◆ TO DO
Repeat everything in the material exactly.

Saved entries
--

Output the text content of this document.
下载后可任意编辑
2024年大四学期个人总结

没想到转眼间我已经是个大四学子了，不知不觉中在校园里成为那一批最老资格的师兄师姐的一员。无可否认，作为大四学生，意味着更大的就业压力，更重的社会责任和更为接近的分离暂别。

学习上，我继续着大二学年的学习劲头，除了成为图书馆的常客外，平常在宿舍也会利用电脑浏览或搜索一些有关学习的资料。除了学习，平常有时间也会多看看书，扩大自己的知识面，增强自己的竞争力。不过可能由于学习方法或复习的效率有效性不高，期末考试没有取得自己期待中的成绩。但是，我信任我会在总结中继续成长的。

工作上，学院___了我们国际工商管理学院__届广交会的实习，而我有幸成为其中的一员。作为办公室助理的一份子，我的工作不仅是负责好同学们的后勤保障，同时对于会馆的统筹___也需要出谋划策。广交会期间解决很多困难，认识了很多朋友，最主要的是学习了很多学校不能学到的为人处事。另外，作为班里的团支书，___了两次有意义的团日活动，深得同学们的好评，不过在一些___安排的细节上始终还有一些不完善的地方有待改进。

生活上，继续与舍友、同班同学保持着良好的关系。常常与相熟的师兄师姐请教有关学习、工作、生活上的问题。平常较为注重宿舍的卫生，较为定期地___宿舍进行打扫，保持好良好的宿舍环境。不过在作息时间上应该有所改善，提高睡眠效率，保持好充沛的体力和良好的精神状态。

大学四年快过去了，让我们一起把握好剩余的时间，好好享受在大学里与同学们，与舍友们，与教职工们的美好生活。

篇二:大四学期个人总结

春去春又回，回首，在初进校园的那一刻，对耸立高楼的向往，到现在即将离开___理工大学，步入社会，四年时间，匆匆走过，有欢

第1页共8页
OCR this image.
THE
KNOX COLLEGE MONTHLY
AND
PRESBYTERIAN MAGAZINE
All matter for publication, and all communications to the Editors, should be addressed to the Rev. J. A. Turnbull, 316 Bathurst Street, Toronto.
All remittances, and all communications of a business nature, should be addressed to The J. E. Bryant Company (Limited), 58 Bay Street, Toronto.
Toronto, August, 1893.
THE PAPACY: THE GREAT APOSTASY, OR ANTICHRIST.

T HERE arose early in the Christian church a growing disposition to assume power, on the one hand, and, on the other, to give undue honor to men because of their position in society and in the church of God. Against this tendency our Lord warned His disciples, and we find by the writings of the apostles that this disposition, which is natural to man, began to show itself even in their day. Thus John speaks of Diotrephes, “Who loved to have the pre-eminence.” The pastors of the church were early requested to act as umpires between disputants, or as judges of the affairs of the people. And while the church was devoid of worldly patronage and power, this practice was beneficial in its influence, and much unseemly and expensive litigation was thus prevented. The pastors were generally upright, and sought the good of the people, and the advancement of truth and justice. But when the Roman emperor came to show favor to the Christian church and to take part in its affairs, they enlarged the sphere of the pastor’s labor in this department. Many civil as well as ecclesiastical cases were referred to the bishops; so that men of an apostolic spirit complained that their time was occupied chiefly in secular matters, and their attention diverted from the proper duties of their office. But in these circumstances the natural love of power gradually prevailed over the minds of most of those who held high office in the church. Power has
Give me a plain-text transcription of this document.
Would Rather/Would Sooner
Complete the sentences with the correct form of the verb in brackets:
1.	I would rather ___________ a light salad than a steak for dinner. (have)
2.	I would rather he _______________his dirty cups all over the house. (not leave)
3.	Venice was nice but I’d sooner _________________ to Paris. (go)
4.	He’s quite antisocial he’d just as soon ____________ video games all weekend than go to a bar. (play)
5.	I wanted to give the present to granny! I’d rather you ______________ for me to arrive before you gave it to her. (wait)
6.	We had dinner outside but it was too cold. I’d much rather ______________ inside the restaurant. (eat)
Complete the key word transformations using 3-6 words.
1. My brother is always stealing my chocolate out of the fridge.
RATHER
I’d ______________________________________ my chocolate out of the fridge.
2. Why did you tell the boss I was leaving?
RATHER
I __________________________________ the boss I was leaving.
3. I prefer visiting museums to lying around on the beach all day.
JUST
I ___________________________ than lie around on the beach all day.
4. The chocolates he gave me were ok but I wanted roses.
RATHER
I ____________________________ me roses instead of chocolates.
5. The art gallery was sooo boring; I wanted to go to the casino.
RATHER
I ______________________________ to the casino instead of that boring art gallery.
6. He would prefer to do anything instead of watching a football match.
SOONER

--

◆ COMPLETE RESPONSE
Output the text content of this document.
下载后可任意编辑
2024年大四学期个人总结

没想到转眼间我已经是个大四学子了，不知不觉中在校园里成为那一批最老资格的师兄师姐的一员。无可否认，作为大四学生，意味着更大的就业压力，更重的社会责任和更为接近的分离暂别。

学习上，我继续着大二学年的学习劲头，除了成为图书馆的常客外，平常在宿舍也会利用电脑浏览或搜索一些有关学习的资料。除了学习，平常有时间也会多看看书，扩大自己的知识面，增强自己的竞争力。不过可能由于学习方法或复习的效率有效性不高，期末考试没有取得自己期待中的成绩。但是，我信任我会在总结中继续成长的。

工作上，学院___了我们国际工商管理学院__届广交会的实习，而我有幸成为其中的一员。作为办公室助理的一份子，我的工作不仅是负责好同学们的后勤保障，同时对于会馆的统筹___也需要出谋划策。广交会期间解决很多困难，认识了很多朋友，最主要的是学习了很多学校不能学到的为人处事。另外，作为班里的团支书，___了两次有意义的团日活动，深得同学们的好评，不过在一些___安排的细节上始终还有一些不完善的地方有待改进。

生活上，继续与舍友、同班同学保持着良好的关系。常常与相熟的师兄师姐请教有关学习、工作、生活上的问题。平常较为注重宿舍的卫生，较为定期地___宿舍进行打扫，保持好良好的宿舍环境。不过在作息时间上应该有所改善，提高睡眠效率，保持好充沛的体力和良好的精神状态。

大学四年快过去了，让我们一起把握好剩余的时间，好好享受在大学里与同学们，与舍友们，与教职工们的美好生活。

篇二:大四学期个人总结

春去春又回，回首，在初进校园的那一刻，对耸立高楼的向往，到现在即将离开___理工大学，步入社会，四年时间，匆匆走过，有欢

第1页共8页
OCR this image.
THE
KNOX COLLEGE MONTHLY
AND
PRESBYTERIAN MAGAZINE
All matter for publication, and all communications to the Editors, should be addressed to the Rev. J. A. Turnbull, 316 Bathurst Street, Toronto.
All remittances, and all communications of a business nature, should be addressed to The J. E. Bryant Company (Limited), 58 Bay Street, Toronto.
Toronto, August, 1893.
THE PAPACY: THE GREAT APOSTASY, OR ANTICHRIST.

T HERE arose early in the Christian church a growing disposition to assume power, on the one hand, and, on the other, to give undue honor to men because of their position in society and in the church of God. Against this tendency our Lord warned His disciples, and we find by the writings of the apostles that this disposition, which is natural to man, began to show itself even in their day. Thus John speaks of Diotrephes, “Who loved to have the pre-eminence.” The pastors of the church were early requested to act as umpires between disputants, or as judges of the affairs of the people. And while the church was devoid of worldly patronage and power, this practice was beneficial in its influence, and much unseemly and expensive litigation was thus prevented. The pastors were generally upright, and sought the good of the people, and the advancement of truth and justice. But when the Roman emperor came to show favor to the Christian church and to take part in its affairs, they enlarged the sphere of the pastor’s labor in this department. Many civil as well as ecclesiastical cases were referred to the bishops; so that men of an apostolic spirit complained that their time was occupied chiefly in secular matters, and their attention diverted from the proper duties of their office. But in these circumstances the natural love of power gradually prevailed over the minds of most of those who held high office in the church. Power has
Give me a plain-text transcription of this document.
Would Rather/Would Sooner
Complete the sentences with the correct form of the verb in brackets:
1.	I would rather ___________ a light salad than a steak for dinner. (have)
2.	I would rather he _______________his dirty cups all over the house. (not leave)
3.	Venice was nice but I’d sooner _________________ to Paris. (go)
4.	He’s quite antisocial he’d just as soon ____________ video games all weekend than go to a bar. (play)
5.	I wanted to give the present to granny! I’d rather you ______________ for me to arrive before you gave it to her. (wait)
6.	We had dinner outside but it was too cold. I’d much rather ______________ inside the restaurant. (eat)
Complete the key word transformations using 3-6 words.
1. My brother is always stealing my chocolate out of the fridge.
RATHER
I’d ______________________________________ my chocolate out of the fridge.
2. Why did you tell the boss I was leaving?
RATHER
I __________________________________ the boss I was leaving.
3. I prefer visiting museums to lying around on the beach all day.
JUST
I ___________________________ than lie around on the beach all day.
4. The chocolates he gave me were ok but I wanted roses.
RATHER
I ____________________________ me roses instead of chocolates.
5. The art gallery was sooo boring; I wanted to go to the casino.
RATHER
I ______________________________ to the casino instead of that boring art gallery.
6. He would prefer to do anything instead of watching a football match.
SOONER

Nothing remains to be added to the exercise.